Nachrichtenquelle: Asset Standard
07.11.2018, 09:35  |  312   |   |   

Während die US-Wirtschaft boomt, verliert die Konjunktur im Rest der Welt an Schwung.

Verantwortlich für diese Zweiteilung sind neben den staatlichen Stimuli in den USA die Trump’sche Zollpolitik und das Deleveraging in China. Kurzfristig gibt es für die Weltwirtschaft wenig Hoffnung auf Besserung.

Der Handelsstreit dürfte weitergehen und China wird seine Wirtschaft nur selektiv stützen. Gleichzeitig ziehen beim aktuellen Musterschüler in Sachen Wirtschaftswachstum – den USA – dunkle Wolken am Konjunkturhimmel auf. Der Risikoappetit an den Finanzmärkten dürfte mithin gedämpft bleiben.

ZU ERLEDIGENDE AUFGABEN:
1. Gib den Absatz des Textes zur Weltkonjunktur, der mit „Der Handelsstreit dürfte weitergehen“ beginnt, als kurze Liste wieder, ohne einen seiner wesentlichen Punkte auszulassen.
2. Nimm den Text zur Weltkonjunktur wieder auf und schreibe ihn im Anschluss an seinen letzten Satz weiter.

VORLIEGENDE DATEN:

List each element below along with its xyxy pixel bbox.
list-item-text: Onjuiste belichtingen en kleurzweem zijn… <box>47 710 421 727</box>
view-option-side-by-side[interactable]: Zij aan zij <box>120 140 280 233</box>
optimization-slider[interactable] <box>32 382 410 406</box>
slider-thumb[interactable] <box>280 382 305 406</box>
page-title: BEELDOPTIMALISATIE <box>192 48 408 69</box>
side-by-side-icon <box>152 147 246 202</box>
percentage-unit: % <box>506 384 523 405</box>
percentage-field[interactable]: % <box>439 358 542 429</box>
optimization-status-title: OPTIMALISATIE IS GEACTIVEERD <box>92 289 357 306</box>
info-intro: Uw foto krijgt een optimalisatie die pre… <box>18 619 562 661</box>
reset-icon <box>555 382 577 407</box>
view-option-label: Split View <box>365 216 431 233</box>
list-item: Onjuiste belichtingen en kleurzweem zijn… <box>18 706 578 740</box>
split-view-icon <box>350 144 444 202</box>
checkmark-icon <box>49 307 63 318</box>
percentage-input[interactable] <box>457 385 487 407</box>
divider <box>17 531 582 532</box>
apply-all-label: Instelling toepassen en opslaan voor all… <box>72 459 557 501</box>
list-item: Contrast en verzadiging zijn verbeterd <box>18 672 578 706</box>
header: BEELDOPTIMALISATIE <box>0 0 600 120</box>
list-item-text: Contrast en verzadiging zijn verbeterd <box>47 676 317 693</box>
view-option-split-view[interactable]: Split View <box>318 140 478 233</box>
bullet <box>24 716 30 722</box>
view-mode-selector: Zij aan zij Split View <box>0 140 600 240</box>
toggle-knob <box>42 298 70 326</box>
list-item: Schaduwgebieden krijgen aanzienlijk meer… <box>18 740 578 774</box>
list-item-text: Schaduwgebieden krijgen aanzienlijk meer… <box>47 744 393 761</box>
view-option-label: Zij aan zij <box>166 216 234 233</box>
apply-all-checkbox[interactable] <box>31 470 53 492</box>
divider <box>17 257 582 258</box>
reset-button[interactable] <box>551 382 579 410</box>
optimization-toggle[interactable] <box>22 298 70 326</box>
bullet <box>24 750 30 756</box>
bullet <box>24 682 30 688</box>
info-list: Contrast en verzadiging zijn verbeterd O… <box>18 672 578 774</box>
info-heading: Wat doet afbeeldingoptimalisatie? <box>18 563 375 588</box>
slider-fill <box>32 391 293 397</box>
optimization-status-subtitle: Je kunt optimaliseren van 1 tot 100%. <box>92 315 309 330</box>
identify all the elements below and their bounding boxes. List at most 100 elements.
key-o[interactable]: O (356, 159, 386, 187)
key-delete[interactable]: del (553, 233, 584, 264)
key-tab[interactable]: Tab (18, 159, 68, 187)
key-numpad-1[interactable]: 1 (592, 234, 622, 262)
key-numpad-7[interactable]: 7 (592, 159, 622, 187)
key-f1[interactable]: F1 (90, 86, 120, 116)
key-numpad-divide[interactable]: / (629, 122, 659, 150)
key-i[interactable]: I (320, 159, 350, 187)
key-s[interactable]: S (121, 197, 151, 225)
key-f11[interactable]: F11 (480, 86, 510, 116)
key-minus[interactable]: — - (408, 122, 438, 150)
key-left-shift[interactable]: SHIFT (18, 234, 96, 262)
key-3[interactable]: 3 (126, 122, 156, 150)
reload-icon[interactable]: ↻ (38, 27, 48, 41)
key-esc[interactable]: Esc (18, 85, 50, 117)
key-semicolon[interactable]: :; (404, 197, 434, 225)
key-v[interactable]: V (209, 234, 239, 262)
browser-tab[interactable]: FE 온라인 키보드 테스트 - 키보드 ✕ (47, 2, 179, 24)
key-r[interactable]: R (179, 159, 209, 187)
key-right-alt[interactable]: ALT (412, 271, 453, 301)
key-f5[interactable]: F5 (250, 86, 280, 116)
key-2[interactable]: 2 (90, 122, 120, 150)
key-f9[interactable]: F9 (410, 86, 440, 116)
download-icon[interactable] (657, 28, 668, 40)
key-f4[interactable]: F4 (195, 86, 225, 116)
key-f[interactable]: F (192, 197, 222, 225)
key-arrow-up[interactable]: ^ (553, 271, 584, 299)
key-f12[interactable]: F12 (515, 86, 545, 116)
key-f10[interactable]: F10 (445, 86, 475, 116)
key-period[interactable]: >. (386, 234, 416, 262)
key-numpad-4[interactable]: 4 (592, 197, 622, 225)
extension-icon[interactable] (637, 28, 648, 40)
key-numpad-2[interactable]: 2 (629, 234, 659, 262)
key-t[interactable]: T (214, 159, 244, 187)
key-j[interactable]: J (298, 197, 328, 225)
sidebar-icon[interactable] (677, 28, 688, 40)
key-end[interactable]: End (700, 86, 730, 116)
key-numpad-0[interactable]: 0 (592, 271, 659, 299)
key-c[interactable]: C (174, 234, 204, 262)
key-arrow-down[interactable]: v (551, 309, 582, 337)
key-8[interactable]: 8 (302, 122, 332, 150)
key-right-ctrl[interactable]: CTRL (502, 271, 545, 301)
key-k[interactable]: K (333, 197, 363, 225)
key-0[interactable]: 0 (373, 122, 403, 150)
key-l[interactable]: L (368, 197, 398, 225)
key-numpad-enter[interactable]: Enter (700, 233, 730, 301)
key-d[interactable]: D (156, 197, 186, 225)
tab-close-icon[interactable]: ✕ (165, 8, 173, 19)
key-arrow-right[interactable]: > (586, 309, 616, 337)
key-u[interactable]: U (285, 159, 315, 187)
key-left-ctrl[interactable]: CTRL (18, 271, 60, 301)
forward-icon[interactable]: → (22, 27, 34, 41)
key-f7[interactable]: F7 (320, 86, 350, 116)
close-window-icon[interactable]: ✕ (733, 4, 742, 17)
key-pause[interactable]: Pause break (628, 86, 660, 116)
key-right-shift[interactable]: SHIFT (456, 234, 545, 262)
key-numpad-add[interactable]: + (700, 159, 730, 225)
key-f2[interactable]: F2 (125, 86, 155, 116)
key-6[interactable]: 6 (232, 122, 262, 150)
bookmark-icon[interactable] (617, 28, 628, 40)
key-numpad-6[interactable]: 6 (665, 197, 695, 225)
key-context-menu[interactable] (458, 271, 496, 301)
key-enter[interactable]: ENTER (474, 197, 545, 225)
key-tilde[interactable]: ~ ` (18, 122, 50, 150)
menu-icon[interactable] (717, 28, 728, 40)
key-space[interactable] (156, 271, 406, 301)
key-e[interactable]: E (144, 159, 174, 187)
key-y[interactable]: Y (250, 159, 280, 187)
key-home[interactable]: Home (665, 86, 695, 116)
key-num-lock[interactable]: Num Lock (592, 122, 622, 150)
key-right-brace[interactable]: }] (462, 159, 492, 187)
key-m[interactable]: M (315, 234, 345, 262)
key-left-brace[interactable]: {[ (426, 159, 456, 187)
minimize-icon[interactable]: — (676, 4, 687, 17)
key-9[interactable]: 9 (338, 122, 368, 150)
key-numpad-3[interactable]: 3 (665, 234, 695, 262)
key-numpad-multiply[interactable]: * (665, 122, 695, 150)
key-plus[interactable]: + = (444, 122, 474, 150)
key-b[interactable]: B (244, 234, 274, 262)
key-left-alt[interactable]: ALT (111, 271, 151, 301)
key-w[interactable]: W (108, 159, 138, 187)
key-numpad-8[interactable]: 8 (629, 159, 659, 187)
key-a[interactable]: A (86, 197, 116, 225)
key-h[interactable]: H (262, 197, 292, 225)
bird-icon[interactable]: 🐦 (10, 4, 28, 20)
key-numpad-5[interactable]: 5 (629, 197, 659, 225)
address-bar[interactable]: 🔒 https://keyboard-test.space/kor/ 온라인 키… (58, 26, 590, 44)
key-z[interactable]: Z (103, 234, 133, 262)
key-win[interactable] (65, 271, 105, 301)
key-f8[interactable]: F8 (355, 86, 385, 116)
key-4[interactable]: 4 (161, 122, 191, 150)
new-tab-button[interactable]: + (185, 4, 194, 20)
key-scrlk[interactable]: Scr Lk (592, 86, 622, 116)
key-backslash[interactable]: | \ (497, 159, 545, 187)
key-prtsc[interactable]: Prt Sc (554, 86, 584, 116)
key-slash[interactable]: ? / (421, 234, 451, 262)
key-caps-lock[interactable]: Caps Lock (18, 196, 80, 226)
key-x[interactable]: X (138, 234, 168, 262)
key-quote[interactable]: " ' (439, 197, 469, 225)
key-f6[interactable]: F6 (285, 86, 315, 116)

LÖSUNGEN:
1.
- Der Handelsstreit dürfte andauern.
- China wird seine Wirtschaft nur selektiv stützen.
- Auch in den USA, dem derzeitigen Musterschüler beim Wachstum, trüben sich die Konjunkturaussichten ein.
- Der Risikoappetit an den Finanzmärkten dürfte daher gedämpft bleiben.

2.
Die Konjunkturdaten der vergangenen Woche haben einmal mehr die aktuelle Zweiteilung der weltwirtschaftlichen Entwicklung vor Augen geführt. Auf der einen Seite spiegeln die guten US-Arbeitsmarktzahlen einen anhaltenden Boom der grössten Volkswirtschaft wider. Auf der anderen Seite ist die Lage ausserhalb der USA weit weniger erfreulich, wie das Abrutschen des BIP-Wachstums in der Eurozone auf den tiefsten Stand seit 4 Jahren zeigt. Aus weltwirtschaftlicher Sicht überwiegen in diesem Spannungsfeld eindeutig die negativen Faktoren – der globale Einkaufsmanagerindikator sank trotz brummender US-Wirtschaft zuletzt auf einen fast 2-jährigen Tiefststand.

Verantwortlich für die gegenläufige Entwicklung dürften gleich mehrere Faktoren sein. Zum einen profitiert die US-Wirtschaft derzeit von den staatlichen Ankurbelungsmassnahmen am Jahresanfang (Steuersenkungen, Ausgabenerhöhungen). Die davon ausgehenden Impulse kommen dem Rest der Welt kaum zu Gute und lassen daher die USA aktuell in einem besseren Licht dastehen.

Ähnlich verhält es sich zum anderen mit der Trump’schen Zollpolitik. Sie hat die US-Unternehmen bislang nur wenig belastet, aber die Exportperspektiven der Handelspartner getrübt. Rund um den Globus zeigen das die Teilkomponenten der Einkaufsmanagerumfragen zu den Exportaufträgen. Anders als in den USA sind diese an vielen Orten bereits unter die Expansionsschwelle abgetaucht.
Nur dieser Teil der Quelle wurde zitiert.